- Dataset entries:
•••

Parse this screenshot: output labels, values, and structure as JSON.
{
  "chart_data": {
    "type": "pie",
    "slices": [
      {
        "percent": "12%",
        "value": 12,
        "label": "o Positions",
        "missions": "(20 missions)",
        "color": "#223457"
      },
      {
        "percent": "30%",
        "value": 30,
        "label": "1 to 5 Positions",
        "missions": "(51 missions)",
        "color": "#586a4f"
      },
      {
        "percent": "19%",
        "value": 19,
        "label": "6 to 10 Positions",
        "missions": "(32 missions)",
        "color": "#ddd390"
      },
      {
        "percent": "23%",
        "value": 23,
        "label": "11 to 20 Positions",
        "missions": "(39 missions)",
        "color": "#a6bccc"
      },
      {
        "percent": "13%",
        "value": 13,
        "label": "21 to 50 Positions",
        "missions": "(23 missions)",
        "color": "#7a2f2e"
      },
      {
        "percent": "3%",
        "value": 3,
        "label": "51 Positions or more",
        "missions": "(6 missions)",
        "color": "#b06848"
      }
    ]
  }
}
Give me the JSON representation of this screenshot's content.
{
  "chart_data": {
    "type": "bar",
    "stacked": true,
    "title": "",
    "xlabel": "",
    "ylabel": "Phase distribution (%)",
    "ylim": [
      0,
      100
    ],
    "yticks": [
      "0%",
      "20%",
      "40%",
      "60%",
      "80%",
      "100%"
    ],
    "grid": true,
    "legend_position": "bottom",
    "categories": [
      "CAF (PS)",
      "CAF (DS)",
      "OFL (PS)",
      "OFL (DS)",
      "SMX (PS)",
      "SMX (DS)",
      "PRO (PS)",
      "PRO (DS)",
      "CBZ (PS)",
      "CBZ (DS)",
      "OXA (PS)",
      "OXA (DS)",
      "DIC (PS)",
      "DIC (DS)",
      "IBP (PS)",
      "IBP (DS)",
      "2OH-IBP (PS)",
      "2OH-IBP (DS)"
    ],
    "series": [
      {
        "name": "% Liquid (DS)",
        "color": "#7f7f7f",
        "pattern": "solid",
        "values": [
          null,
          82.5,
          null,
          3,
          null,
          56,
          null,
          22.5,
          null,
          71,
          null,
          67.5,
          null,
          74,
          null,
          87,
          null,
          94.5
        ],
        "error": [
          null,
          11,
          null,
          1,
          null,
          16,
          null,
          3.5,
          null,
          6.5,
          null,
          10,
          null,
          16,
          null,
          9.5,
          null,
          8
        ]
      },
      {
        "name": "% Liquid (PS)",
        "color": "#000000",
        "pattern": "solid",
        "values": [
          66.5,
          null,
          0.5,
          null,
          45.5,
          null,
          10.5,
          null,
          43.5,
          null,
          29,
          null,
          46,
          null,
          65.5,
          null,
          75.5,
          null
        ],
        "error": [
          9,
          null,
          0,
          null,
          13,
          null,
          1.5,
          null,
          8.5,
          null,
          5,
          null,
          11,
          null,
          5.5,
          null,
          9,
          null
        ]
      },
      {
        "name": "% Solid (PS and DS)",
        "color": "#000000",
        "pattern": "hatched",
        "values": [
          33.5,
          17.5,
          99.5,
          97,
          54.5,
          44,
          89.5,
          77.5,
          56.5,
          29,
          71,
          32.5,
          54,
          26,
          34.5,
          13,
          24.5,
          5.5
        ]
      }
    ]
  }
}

•••

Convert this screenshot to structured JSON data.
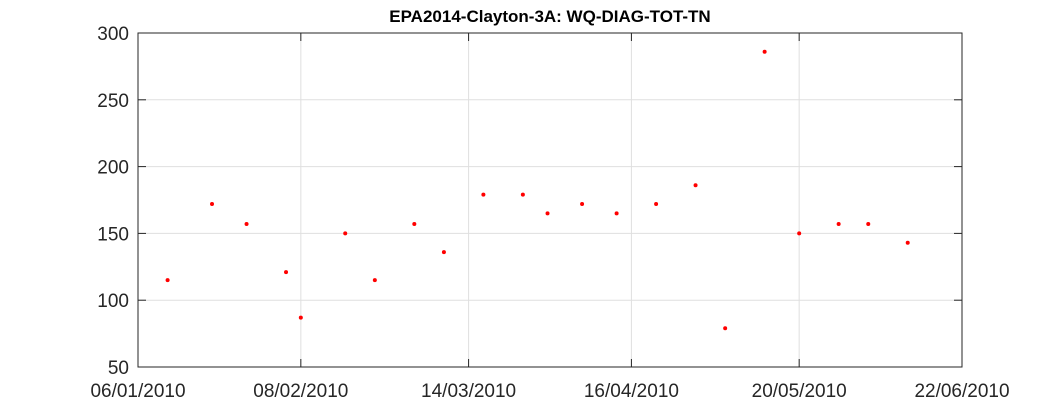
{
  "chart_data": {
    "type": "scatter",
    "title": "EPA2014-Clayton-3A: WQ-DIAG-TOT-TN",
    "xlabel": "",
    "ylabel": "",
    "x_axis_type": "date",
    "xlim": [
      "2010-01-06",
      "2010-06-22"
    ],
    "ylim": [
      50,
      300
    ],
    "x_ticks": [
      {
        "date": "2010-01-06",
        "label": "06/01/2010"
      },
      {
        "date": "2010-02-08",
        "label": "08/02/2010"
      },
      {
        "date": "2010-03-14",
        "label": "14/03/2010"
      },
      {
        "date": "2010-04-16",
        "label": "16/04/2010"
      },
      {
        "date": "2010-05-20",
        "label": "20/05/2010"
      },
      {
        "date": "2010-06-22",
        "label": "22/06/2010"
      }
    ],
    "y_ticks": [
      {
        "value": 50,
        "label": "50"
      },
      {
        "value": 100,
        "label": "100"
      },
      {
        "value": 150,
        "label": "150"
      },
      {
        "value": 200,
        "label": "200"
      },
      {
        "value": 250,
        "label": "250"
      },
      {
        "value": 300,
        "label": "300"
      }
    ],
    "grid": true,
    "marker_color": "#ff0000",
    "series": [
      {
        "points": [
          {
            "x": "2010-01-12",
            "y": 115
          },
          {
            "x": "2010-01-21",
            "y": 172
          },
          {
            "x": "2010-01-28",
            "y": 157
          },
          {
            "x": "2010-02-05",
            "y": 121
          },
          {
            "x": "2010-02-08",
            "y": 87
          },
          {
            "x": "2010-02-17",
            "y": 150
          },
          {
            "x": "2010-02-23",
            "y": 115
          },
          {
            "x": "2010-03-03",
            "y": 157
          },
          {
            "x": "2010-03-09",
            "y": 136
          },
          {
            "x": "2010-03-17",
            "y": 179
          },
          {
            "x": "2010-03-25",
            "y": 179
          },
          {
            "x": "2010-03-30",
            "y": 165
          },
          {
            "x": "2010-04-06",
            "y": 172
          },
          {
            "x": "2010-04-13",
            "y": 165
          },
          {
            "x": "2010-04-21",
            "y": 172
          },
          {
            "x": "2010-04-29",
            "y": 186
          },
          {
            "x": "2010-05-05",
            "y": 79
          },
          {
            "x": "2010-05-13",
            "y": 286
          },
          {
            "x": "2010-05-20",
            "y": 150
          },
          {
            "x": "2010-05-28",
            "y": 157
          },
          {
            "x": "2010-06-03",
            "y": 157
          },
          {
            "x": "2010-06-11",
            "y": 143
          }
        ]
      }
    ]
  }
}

•••

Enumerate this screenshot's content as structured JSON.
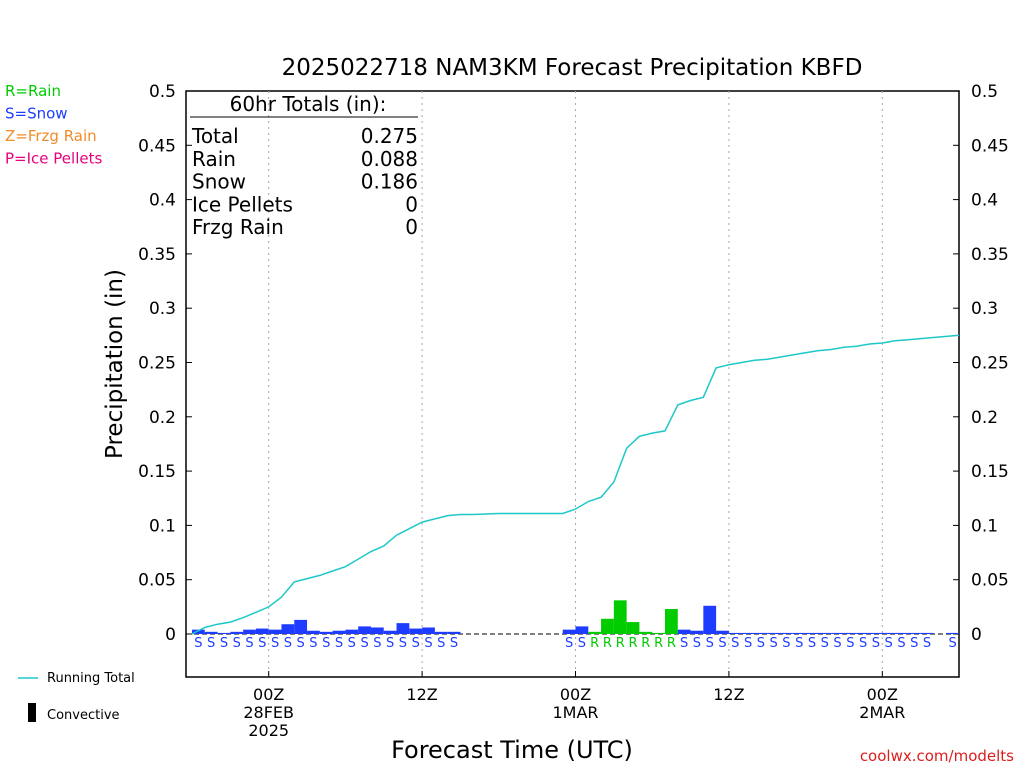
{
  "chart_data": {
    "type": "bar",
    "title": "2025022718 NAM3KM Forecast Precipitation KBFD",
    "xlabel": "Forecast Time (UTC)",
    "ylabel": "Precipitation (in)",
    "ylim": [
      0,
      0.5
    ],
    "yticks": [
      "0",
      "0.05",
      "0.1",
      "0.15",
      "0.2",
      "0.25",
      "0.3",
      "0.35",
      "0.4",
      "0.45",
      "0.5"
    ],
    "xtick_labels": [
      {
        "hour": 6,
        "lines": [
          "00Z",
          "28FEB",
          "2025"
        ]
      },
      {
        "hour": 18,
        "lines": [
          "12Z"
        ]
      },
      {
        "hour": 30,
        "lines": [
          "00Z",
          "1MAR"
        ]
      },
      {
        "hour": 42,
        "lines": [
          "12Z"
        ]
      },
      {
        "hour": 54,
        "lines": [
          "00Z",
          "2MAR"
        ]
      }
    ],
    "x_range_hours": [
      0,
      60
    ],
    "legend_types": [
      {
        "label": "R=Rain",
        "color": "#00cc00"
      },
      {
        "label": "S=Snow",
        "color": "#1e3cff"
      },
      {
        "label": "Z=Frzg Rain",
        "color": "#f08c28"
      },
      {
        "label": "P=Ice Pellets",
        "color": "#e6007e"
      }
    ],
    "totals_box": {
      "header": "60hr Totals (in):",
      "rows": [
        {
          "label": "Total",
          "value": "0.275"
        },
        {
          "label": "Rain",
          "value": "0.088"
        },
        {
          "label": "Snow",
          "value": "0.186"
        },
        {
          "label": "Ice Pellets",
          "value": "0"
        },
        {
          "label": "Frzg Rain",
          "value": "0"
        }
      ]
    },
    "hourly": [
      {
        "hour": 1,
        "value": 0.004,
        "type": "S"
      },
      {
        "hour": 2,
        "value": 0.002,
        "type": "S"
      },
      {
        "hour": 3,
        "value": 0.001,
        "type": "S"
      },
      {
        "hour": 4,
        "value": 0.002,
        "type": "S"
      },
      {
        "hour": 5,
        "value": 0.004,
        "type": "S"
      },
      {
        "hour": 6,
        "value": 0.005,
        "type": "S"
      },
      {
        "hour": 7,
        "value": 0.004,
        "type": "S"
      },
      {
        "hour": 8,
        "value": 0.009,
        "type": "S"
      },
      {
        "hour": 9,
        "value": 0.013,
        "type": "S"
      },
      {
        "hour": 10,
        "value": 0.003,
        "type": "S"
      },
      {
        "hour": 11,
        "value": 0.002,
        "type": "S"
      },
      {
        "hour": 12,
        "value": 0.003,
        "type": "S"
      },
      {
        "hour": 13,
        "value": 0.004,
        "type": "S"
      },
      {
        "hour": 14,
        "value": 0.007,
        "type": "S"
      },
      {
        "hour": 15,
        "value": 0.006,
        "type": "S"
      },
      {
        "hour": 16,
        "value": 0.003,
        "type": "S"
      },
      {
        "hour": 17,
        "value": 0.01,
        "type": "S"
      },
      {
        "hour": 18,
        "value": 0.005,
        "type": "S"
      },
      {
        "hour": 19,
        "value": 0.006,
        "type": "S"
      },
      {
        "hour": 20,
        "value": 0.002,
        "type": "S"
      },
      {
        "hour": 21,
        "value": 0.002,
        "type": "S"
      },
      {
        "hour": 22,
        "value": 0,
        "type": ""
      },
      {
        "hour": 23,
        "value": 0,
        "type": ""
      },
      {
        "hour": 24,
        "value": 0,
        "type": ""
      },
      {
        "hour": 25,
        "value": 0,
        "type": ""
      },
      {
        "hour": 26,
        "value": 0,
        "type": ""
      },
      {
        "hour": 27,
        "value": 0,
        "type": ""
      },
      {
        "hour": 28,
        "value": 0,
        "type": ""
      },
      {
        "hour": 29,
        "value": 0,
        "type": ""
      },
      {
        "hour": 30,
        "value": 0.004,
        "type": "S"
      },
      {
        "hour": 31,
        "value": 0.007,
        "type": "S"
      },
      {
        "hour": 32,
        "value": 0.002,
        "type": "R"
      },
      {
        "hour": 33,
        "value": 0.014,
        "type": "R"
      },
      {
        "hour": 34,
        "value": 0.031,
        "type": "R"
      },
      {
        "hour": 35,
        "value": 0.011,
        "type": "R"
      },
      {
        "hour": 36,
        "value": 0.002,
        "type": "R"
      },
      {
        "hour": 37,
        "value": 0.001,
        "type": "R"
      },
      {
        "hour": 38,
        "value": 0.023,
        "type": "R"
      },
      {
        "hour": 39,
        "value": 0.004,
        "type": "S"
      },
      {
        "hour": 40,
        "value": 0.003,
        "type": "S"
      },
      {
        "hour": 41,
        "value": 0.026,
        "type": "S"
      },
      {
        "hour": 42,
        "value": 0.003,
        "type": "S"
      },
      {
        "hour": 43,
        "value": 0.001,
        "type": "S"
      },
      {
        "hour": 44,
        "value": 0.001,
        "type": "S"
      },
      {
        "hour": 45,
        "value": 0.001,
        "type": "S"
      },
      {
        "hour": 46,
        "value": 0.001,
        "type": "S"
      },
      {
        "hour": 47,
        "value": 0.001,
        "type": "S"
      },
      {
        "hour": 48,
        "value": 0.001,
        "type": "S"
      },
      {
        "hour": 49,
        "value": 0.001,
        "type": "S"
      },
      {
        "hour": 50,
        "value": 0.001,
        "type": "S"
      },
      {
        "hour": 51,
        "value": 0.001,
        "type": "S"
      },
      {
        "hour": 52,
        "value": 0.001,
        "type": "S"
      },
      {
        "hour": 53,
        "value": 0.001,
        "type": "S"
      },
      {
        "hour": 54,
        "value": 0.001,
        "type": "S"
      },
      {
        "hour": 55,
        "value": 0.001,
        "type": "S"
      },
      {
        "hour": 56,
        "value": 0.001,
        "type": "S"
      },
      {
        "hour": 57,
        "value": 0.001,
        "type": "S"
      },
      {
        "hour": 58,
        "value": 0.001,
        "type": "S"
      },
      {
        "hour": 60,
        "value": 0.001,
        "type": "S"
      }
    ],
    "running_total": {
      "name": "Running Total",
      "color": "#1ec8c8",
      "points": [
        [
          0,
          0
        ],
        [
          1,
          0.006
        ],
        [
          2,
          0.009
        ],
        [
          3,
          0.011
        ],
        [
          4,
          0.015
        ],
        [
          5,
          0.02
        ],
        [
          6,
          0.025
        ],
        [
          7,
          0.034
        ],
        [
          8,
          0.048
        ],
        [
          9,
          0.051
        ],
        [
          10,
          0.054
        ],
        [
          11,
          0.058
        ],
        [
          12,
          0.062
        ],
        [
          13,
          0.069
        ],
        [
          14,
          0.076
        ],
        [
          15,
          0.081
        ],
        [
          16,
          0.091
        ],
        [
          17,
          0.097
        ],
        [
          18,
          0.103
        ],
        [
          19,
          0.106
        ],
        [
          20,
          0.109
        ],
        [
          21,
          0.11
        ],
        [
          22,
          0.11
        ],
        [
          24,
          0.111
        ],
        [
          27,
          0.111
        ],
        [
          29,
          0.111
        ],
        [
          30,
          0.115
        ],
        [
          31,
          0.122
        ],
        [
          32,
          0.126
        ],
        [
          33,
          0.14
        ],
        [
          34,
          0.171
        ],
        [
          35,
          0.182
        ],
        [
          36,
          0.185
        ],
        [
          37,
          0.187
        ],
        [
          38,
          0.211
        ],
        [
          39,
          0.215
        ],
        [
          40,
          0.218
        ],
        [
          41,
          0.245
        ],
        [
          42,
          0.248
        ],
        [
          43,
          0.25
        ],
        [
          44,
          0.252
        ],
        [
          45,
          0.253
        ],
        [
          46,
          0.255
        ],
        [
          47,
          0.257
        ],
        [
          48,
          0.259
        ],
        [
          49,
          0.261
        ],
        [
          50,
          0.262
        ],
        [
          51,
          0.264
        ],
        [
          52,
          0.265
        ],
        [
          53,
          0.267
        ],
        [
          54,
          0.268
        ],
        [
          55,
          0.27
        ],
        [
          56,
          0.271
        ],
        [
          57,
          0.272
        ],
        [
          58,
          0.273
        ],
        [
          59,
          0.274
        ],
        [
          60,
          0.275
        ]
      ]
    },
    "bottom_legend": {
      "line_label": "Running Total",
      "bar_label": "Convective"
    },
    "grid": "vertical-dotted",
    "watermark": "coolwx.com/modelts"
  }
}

•••

- Brief:
Which lines contain "JSON"? Show each of them.

- Written response:
Parse this screenshot: output labels, values, and structure as JSON.
Give me the JSON representation of this screenshot's content.
Convert this screenshot to structured JSON data.
Enumerate this screenshot's content as structured JSON.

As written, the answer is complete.